STATED TASK
Go through the data and copy every line exactly, but not the images.

== TASK INPUT ==

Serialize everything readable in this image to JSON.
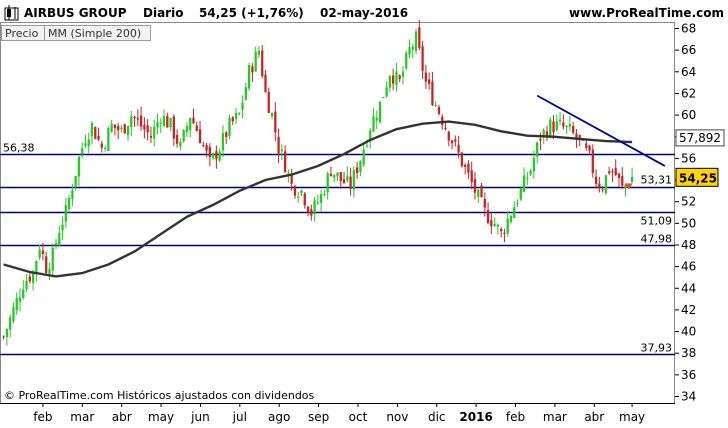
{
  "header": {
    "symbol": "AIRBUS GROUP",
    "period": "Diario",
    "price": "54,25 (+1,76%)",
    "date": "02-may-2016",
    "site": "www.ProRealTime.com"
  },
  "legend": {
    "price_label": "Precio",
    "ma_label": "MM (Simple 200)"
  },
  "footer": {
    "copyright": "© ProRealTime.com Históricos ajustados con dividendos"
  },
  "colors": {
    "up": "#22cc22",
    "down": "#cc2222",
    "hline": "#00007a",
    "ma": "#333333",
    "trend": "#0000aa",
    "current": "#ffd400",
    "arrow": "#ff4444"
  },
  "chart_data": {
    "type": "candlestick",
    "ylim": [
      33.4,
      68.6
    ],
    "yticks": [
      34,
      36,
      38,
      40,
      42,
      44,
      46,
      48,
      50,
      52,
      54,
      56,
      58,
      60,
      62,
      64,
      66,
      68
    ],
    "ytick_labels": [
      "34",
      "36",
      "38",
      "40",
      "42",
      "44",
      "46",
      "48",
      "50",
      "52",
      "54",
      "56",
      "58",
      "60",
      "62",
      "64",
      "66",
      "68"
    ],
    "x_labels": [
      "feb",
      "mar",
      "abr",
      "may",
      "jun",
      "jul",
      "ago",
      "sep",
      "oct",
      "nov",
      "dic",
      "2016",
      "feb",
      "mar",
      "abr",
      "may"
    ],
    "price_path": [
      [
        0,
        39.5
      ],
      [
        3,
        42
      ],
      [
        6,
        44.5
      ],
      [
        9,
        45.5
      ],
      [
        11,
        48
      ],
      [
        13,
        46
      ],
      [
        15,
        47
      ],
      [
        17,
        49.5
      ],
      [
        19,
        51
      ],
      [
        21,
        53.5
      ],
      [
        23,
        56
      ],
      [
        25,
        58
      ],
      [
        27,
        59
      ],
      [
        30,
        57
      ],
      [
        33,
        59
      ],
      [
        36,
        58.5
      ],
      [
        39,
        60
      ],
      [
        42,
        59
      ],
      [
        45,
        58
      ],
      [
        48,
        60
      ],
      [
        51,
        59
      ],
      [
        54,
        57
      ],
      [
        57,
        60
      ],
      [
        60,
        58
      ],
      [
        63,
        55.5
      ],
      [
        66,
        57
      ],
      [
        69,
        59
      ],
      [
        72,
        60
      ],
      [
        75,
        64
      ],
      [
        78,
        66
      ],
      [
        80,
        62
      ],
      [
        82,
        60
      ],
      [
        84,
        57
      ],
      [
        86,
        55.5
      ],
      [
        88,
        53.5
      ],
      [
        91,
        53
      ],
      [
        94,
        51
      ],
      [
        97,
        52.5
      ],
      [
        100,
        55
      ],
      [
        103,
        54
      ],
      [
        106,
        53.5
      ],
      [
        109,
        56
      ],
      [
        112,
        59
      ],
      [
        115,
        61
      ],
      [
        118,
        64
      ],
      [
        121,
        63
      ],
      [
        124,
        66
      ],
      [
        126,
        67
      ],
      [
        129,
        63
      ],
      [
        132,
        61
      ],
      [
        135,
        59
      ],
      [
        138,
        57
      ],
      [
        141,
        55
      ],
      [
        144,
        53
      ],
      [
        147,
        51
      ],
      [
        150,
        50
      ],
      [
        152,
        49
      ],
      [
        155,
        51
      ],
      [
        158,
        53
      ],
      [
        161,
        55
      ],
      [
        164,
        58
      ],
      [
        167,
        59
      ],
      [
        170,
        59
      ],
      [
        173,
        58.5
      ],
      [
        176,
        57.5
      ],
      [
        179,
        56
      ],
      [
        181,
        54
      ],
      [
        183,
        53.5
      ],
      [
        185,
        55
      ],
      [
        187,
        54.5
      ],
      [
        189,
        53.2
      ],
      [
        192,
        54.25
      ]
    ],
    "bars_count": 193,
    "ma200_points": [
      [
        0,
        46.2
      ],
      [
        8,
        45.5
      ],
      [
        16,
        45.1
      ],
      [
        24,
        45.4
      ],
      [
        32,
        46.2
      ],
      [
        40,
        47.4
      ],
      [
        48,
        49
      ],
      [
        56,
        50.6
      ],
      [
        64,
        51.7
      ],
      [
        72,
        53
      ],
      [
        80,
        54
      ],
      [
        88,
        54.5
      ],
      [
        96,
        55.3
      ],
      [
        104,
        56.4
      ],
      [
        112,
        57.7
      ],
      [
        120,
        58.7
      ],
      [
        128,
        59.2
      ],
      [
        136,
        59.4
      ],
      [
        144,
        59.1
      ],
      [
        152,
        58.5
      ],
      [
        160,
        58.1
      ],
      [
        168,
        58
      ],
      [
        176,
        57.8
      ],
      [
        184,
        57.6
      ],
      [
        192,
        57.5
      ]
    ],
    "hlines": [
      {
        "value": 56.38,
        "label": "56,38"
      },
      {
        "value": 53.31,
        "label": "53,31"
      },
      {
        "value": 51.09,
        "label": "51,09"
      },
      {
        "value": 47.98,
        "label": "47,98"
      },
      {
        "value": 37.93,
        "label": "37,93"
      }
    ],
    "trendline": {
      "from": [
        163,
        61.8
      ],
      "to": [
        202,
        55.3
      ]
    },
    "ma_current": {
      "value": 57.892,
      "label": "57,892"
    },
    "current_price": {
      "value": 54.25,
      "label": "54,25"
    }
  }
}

===

EXERCISE RESPONSE
Serialize everything readable in this image to JSON.
{
  "header": {
    "symbol": "AIRBUS GROUP",
    "period": "Diario",
    "price": "54,25 (+1,76%)",
    "date": "02-may-2016",
    "site": "www.ProRealTime.com"
  },
  "legend": {
    "price_label": "Precio",
    "ma_label": "MM (Simple 200)"
  },
  "footer": {
    "copyright": "© ProRealTime.com Históricos ajustados con dividendos"
  },
  "colors": {
    "up": "#22cc22",
    "down": "#cc2222",
    "hline": "#00007a",
    "ma": "#333333",
    "trend": "#0000aa",
    "current": "#ffd400",
    "arrow": "#ff4444"
  },
  "chart_data": {
    "type": "candlestick",
    "ylim": [
      33.4,
      68.6
    ],
    "yticks": [
      34,
      36,
      38,
      40,
      42,
      44,
      46,
      48,
      50,
      52,
      54,
      56,
      58,
      60,
      62,
      64,
      66,
      68
    ],
    "ytick_labels": [
      "34",
      "36",
      "38",
      "40",
      "42",
      "44",
      "46",
      "48",
      "50",
      "52",
      "54",
      "56",
      "58",
      "60",
      "62",
      "64",
      "66",
      "68"
    ],
    "x_labels": [
      "feb",
      "mar",
      "abr",
      "may",
      "jun",
      "jul",
      "ago",
      "sep",
      "oct",
      "nov",
      "dic",
      "2016",
      "feb",
      "mar",
      "abr",
      "may"
    ],
    "price_path": [
      [
        0,
        39.5
      ],
      [
        3,
        42
      ],
      [
        6,
        44.5
      ],
      [
        9,
        45.5
      ],
      [
        11,
        48
      ],
      [
        13,
        46
      ],
      [
        15,
        47
      ],
      [
        17,
        49.5
      ],
      [
        19,
        51
      ],
      [
        21,
        53.5
      ],
      [
        23,
        56
      ],
      [
        25,
        58
      ],
      [
        27,
        59
      ],
      [
        30,
        57
      ],
      [
        33,
        59
      ],
      [
        36,
        58.5
      ],
      [
        39,
        60
      ],
      [
        42,
        59
      ],
      [
        45,
        58
      ],
      [
        48,
        60
      ],
      [
        51,
        59
      ],
      [
        54,
        57
      ],
      [
        57,
        60
      ],
      [
        60,
        58
      ],
      [
        63,
        55.5
      ],
      [
        66,
        57
      ],
      [
        69,
        59
      ],
      [
        72,
        60
      ],
      [
        75,
        64
      ],
      [
        78,
        66
      ],
      [
        80,
        62
      ],
      [
        82,
        60
      ],
      [
        84,
        57
      ],
      [
        86,
        55.5
      ],
      [
        88,
        53.5
      ],
      [
        91,
        53
      ],
      [
        94,
        51
      ],
      [
        97,
        52.5
      ],
      [
        100,
        55
      ],
      [
        103,
        54
      ],
      [
        106,
        53.5
      ],
      [
        109,
        56
      ],
      [
        112,
        59
      ],
      [
        115,
        61
      ],
      [
        118,
        64
      ],
      [
        121,
        63
      ],
      [
        124,
        66
      ],
      [
        126,
        67
      ],
      [
        129,
        63
      ],
      [
        132,
        61
      ],
      [
        135,
        59
      ],
      [
        138,
        57
      ],
      [
        141,
        55
      ],
      [
        144,
        53
      ],
      [
        147,
        51
      ],
      [
        150,
        50
      ],
      [
        152,
        49
      ],
      [
        155,
        51
      ],
      [
        158,
        53
      ],
      [
        161,
        55
      ],
      [
        164,
        58
      ],
      [
        167,
        59
      ],
      [
        170,
        59
      ],
      [
        173,
        58.5
      ],
      [
        176,
        57.5
      ],
      [
        179,
        56
      ],
      [
        181,
        54
      ],
      [
        183,
        53.5
      ],
      [
        185,
        55
      ],
      [
        187,
        54.5
      ],
      [
        189,
        53.2
      ],
      [
        192,
        54.25
      ]
    ],
    "bars_count": 193,
    "ma200_points": [
      [
        0,
        46.2
      ],
      [
        8,
        45.5
      ],
      [
        16,
        45.1
      ],
      [
        24,
        45.4
      ],
      [
        32,
        46.2
      ],
      [
        40,
        47.4
      ],
      [
        48,
        49
      ],
      [
        56,
        50.6
      ],
      [
        64,
        51.7
      ],
      [
        72,
        53
      ],
      [
        80,
        54
      ],
      [
        88,
        54.5
      ],
      [
        96,
        55.3
      ],
      [
        104,
        56.4
      ],
      [
        112,
        57.7
      ],
      [
        120,
        58.7
      ],
      [
        128,
        59.2
      ],
      [
        136,
        59.4
      ],
      [
        144,
        59.1
      ],
      [
        152,
        58.5
      ],
      [
        160,
        58.1
      ],
      [
        168,
        58
      ],
      [
        176,
        57.8
      ],
      [
        184,
        57.6
      ],
      [
        192,
        57.5
      ]
    ],
    "hlines": [
      {
        "value": 56.38,
        "label": "56,38"
      },
      {
        "value": 53.31,
        "label": "53,31"
      },
      {
        "value": 51.09,
        "label": "51,09"
      },
      {
        "value": 47.98,
        "label": "47,98"
      },
      {
        "value": 37.93,
        "label": "37,93"
      }
    ],
    "trendline": {
      "from": [
        163,
        61.8
      ],
      "to": [
        202,
        55.3
      ]
    },
    "ma_current": {
      "value": 57.892,
      "label": "57,892"
    },
    "current_price": {
      "value": 54.25,
      "label": "54,25"
    }
  }
}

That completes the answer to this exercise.